**REQUIREMENTS**
• 1. In the biography of Charles Klauder, at what age did he enter the office of Theophilus Parsons Chandler, Jr.?
• 2. List every institution for which Klauder created a campus plan, according to the biography of Charles Klauder.
• 3. Resume the biography of Charles Klauder after its final sentence.

Charles Zeller Klauder (February 9, 1872 – October 30, 1938) was an American architect best known for his work on university buildings and campus designs, especially his Cathedral of Learning at the University of Pittsburgh, the first educational skyscraper.

Biography

Born in Philadelphia, Pennsylvania, Klauder was the son of Louis and Anna Koehler Klauder, who had immigrated to Philadelphia from Germany.  He studied architecture at the School of Industrial Art at the Pennsylvania Museum. At age 15, he entered the office of Theophilus Parsons Chandler, Jr. Beginning in 1893 he worked for prominent Philadelphia architectural firms, including Wilson Brothers & Company, Cope & Stewardson, and Horace Trumbauer. In 1900, Klauder became chief draughtsman for Frank Miles Day & Brother, which led to a 1911 partnership, and the firm's eventual renaming as Day & Klauder. Klauder continued the firm after Day's 1918 death.

Klauder teamed with the English-born Day to design some of the nation's most influential and distinguished campus buildings during the heyday of university expansion in the early 20th century. Along with Cope & Stewardson, Day & Klauder may be credited with the invention of the Collegiate Gothic idiom in American architecture. Their early work at Princeton and Cornell universities set the standard for dormitory and classroom designs in the Ivy League. Klauder extended the Gothic idiom during the 1920s to incorporate elements of Art Deco abstraction and modern building technology. He created campus plans for the University of Colorado (1917) in Boulder, St Paul's School in Concord, NH, Pennsylvania State University at University Park, and Concordia Seminary in St Louis, MO. His work at Princeton included dining halls (1913), Dickinson Hall (1929), dormitories (1921), the Holder group (1928), and the university's second library (1927).

Several of his landmark Neo-Gothic buildings at the University of Pittsburgh are the Cathedral of Learning, Heinz Memorial Chapel and the Stephen Foster Memorial. The Cathedral of Learning, upon its completion, was the tallest educational building in the world, and today it ranks behind only a tower at Moscow University. It is also listed on the National Register of Historic Places.

**DATA PROVIDED**
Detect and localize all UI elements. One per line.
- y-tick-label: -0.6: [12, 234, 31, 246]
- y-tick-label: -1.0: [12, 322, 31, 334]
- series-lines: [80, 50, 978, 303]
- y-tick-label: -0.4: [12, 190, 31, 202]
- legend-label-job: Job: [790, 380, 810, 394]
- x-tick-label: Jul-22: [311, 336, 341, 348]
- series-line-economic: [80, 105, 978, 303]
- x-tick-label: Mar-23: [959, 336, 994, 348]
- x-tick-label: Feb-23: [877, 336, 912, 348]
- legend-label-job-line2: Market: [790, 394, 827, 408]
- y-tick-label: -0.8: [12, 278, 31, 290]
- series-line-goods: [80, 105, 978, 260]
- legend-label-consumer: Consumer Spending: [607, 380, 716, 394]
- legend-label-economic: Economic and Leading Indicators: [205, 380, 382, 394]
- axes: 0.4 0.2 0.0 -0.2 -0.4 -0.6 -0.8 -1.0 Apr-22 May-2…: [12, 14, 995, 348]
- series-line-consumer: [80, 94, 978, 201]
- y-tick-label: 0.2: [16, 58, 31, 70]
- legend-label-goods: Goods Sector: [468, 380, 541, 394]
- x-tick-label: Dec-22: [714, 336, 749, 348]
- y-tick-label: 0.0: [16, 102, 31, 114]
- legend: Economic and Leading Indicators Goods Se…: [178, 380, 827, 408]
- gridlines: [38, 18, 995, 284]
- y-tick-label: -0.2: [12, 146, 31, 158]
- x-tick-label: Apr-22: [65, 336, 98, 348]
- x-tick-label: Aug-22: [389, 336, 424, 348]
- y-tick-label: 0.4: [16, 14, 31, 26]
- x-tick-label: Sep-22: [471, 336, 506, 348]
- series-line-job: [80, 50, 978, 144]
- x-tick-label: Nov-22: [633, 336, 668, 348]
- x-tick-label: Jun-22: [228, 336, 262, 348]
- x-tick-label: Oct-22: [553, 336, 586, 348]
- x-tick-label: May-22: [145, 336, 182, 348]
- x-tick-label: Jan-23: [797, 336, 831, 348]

**OUTPUTS IN ORDER**
• 1. At age 15.

• 2. University of Colorado (Boulder), St Paul's School (Concord, NH), Pennsylvania State University (University Park), and Concordia Seminary (St Louis, MO).

• 3.
The Marks Scout Resource Center at 22nd and Winter Streets in Philadelphia was built in 1929. Klauder designed the building in the Beaux Arts style.

Klauder considered his greatest achievement to be the Commons Room of the Cathedral of Learning. The Commons Room is a fifteenth-century English perpendicular Gothic-style hall that covers half an acre (2,000 m2) and extends upwards four stories, reaching  tall.

For his lifelong architectural work, Klauder has received the gold medal, Architectural League, N.Y. 1921; Grand Prix Pan American Congress of Architects, 1927; Architectural Medal, Olympic Games, 1928. Klauder was a Fellow of the American Institute of Architects. In 1938 he was elected into the National Academy of Design as an Associate Academician.

Klauder died aged 66 on October 30, 1938.  His remains are interred at West Laurel Hill Cemetery in Bala Cynwyd, Pennsylvania.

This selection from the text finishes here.